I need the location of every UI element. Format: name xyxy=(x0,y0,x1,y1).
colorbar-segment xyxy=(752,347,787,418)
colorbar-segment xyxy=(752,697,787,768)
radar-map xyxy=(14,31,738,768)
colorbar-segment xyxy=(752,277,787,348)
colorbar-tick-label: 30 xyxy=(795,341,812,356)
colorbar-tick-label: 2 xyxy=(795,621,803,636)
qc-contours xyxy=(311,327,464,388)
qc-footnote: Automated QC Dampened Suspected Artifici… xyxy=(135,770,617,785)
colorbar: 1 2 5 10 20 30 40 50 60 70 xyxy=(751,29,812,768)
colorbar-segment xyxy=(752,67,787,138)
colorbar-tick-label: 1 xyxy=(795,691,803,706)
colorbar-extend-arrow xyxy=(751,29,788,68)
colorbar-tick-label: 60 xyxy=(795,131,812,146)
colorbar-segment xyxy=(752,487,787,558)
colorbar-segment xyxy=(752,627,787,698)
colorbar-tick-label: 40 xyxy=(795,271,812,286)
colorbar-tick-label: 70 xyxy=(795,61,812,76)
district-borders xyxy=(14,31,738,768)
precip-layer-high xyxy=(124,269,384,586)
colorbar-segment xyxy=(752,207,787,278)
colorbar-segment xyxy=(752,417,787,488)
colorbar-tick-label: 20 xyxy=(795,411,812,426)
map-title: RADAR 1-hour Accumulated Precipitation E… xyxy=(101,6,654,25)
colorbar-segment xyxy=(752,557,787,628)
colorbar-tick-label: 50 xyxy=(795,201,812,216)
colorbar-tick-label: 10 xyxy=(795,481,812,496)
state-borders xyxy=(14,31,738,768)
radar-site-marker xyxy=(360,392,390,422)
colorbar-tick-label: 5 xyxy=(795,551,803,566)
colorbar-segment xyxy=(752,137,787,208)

···

Problem details — Replace "colorbar-segment" with "legend-segment" throughout the whole listing above, keeping every other line and character the same.

Response —
I need the location of every UI element. Format: name xyxy=(x0,y0,x1,y1).
legend-segment xyxy=(752,347,787,418)
legend-segment xyxy=(752,697,787,768)
radar-map xyxy=(14,31,738,768)
legend-segment xyxy=(752,277,787,348)
colorbar-tick-label: 30 xyxy=(795,341,812,356)
colorbar-tick-label: 2 xyxy=(795,621,803,636)
qc-contours xyxy=(311,327,464,388)
qc-footnote: Automated QC Dampened Suspected Artifici… xyxy=(135,770,617,785)
colorbar: 1 2 5 10 20 30 40 50 60 70 xyxy=(751,29,812,768)
legend-segment xyxy=(752,67,787,138)
colorbar-tick-label: 1 xyxy=(795,691,803,706)
colorbar-extend-arrow xyxy=(751,29,788,68)
colorbar-tick-label: 60 xyxy=(795,131,812,146)
legend-segment xyxy=(752,487,787,558)
legend-segment xyxy=(752,627,787,698)
colorbar-tick-label: 40 xyxy=(795,271,812,286)
colorbar-tick-label: 70 xyxy=(795,61,812,76)
district-borders xyxy=(14,31,738,768)
precip-layer-high xyxy=(124,269,384,586)
legend-segment xyxy=(752,207,787,278)
legend-segment xyxy=(752,417,787,488)
colorbar-tick-label: 20 xyxy=(795,411,812,426)
map-title: RADAR 1-hour Accumulated Precipitation E… xyxy=(101,6,654,25)
legend-segment xyxy=(752,557,787,628)
colorbar-tick-label: 50 xyxy=(795,201,812,216)
colorbar-tick-label: 10 xyxy=(795,481,812,496)
state-borders xyxy=(14,31,738,768)
radar-site-marker xyxy=(360,392,390,422)
colorbar-tick-label: 5 xyxy=(795,551,803,566)
legend-segment xyxy=(752,137,787,208)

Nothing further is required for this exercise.